What you will do -> Every line with the word "Bellman" in it should be extracted from the data that follows.
# Start of Dataset extract
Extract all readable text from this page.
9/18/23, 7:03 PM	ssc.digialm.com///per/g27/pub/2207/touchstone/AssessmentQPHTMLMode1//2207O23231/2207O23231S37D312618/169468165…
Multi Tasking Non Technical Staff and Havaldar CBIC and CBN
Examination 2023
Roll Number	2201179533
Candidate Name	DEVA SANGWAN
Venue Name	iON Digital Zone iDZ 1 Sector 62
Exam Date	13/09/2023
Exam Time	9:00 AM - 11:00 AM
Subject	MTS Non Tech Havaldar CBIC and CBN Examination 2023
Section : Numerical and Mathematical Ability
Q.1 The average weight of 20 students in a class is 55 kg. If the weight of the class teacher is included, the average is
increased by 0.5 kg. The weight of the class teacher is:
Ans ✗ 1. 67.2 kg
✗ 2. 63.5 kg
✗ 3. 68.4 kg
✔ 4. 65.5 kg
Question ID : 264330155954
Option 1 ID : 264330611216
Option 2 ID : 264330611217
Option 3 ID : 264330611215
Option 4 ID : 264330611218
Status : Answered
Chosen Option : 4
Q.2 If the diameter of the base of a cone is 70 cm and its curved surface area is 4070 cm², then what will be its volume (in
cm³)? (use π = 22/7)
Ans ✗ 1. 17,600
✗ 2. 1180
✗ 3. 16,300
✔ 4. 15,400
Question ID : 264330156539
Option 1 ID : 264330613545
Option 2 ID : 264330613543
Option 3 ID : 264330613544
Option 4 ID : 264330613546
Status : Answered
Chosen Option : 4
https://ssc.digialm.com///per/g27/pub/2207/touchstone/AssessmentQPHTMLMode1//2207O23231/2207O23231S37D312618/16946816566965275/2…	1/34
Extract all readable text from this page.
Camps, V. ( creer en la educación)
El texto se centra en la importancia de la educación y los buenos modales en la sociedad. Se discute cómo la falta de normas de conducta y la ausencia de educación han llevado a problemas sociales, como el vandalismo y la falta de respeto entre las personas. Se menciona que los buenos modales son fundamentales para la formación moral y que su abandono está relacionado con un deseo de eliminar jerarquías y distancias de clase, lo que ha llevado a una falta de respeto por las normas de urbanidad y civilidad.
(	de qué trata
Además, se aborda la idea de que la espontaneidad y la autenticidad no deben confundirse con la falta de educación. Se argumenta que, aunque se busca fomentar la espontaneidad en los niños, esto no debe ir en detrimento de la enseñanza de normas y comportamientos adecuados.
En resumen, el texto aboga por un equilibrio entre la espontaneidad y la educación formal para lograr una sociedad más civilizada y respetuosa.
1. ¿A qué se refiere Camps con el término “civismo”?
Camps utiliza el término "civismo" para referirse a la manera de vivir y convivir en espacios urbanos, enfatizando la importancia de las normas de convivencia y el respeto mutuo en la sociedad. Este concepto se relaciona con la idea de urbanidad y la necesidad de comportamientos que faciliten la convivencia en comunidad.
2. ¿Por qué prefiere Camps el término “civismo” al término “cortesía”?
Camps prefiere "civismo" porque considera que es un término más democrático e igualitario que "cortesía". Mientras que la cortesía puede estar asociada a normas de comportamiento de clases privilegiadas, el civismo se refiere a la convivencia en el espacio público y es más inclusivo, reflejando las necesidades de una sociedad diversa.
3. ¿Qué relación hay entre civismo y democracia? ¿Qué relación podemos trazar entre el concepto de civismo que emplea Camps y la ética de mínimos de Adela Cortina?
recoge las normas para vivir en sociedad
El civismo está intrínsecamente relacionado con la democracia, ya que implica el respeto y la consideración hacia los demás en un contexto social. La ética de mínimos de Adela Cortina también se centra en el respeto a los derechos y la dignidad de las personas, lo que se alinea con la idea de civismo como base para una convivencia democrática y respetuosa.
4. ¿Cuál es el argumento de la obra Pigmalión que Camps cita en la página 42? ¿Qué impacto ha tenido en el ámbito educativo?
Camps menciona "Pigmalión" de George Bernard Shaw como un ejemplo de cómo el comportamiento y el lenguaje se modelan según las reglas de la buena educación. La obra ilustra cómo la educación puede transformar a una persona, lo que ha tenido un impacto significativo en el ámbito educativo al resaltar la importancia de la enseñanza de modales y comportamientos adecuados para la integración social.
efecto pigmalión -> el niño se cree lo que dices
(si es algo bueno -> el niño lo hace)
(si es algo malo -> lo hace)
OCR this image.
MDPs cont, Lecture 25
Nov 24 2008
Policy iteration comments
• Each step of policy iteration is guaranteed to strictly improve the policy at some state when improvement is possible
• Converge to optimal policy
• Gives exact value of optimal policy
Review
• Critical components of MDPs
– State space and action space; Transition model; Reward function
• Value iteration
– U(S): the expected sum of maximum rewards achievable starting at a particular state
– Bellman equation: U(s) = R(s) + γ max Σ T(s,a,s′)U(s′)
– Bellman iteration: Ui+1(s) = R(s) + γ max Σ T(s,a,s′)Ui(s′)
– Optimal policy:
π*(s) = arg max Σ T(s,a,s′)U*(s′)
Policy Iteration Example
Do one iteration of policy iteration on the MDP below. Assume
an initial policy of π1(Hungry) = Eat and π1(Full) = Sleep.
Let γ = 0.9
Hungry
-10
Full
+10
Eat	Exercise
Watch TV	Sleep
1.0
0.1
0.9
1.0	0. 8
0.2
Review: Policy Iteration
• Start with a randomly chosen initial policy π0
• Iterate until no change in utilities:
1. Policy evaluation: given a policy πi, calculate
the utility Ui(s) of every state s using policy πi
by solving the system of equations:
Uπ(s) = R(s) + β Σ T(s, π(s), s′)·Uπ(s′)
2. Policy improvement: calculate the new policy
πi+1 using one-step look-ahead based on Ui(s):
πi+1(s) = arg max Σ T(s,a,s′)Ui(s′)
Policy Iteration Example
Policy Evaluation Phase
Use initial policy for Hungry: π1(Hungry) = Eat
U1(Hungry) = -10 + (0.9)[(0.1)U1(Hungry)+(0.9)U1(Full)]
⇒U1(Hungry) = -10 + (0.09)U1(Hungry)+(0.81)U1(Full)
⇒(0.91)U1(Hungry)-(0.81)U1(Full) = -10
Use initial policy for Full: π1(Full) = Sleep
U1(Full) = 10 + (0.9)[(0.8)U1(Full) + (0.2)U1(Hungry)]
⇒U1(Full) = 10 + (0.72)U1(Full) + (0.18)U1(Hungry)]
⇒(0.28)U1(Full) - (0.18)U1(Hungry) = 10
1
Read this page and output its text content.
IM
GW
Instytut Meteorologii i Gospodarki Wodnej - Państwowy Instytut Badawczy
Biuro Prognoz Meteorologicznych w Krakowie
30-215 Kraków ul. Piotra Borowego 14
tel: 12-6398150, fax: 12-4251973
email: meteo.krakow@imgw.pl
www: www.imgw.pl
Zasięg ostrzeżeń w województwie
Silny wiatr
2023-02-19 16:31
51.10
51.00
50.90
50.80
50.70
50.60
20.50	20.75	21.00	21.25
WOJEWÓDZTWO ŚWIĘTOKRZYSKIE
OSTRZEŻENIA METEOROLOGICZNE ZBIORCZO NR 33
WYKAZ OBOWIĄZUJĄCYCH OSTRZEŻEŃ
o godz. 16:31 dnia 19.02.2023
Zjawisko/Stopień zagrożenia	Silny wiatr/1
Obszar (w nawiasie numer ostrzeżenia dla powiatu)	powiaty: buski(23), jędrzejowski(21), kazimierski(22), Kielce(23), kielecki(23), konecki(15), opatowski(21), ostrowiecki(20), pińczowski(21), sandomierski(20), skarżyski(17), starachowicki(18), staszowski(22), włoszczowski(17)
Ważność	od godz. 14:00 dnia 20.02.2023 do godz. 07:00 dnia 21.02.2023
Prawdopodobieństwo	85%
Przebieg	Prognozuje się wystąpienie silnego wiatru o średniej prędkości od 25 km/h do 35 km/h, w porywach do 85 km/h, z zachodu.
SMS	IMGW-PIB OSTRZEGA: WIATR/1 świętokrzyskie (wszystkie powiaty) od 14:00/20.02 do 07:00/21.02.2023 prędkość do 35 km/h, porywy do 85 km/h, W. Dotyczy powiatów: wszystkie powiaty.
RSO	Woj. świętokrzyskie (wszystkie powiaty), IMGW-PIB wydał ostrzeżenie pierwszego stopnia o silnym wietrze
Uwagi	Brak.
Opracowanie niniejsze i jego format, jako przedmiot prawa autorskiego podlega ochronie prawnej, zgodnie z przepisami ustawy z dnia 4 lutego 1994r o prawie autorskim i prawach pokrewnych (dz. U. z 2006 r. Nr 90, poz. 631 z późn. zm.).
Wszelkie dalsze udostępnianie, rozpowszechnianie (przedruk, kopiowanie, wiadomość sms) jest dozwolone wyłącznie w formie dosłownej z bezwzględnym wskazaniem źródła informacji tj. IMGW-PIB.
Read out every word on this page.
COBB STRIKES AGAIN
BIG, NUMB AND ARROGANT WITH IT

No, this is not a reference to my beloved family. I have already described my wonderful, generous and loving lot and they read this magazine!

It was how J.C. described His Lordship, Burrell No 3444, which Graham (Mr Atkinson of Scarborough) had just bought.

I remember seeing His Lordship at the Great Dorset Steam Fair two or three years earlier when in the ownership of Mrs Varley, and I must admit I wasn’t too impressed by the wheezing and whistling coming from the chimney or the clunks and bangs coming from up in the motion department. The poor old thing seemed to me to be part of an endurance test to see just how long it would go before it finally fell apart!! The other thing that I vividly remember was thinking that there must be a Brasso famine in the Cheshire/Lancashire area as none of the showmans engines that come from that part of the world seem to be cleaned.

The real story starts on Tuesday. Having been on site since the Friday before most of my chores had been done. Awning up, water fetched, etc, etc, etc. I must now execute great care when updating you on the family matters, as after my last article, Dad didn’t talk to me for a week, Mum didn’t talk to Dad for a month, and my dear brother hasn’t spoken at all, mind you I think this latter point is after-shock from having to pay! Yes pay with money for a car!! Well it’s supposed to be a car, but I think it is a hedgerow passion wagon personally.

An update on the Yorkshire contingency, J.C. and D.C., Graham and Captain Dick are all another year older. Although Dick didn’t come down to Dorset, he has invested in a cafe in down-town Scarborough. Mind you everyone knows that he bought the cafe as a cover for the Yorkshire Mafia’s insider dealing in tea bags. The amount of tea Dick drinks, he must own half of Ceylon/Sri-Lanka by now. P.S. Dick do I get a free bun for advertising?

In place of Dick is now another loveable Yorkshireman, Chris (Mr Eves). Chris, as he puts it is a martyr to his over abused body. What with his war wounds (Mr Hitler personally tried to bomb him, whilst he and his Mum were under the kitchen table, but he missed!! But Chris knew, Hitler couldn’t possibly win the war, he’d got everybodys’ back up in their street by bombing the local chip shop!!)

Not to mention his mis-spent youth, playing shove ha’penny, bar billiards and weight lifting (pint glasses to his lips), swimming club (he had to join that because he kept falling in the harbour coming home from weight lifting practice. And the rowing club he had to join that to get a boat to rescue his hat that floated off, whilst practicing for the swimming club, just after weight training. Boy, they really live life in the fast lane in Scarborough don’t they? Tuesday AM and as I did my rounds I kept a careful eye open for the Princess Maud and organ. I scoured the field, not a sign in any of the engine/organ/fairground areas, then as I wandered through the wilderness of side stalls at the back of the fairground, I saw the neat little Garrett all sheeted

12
# End of Dataset extract
Answer below ->
– Bellman equation: U(s) = R(s) + γ max Σ T(s,a,s′)U(s′)
– Bellman iteration: Ui+1(s) = R(s) + γ max Σ T(s,a,s′)Ui(s′)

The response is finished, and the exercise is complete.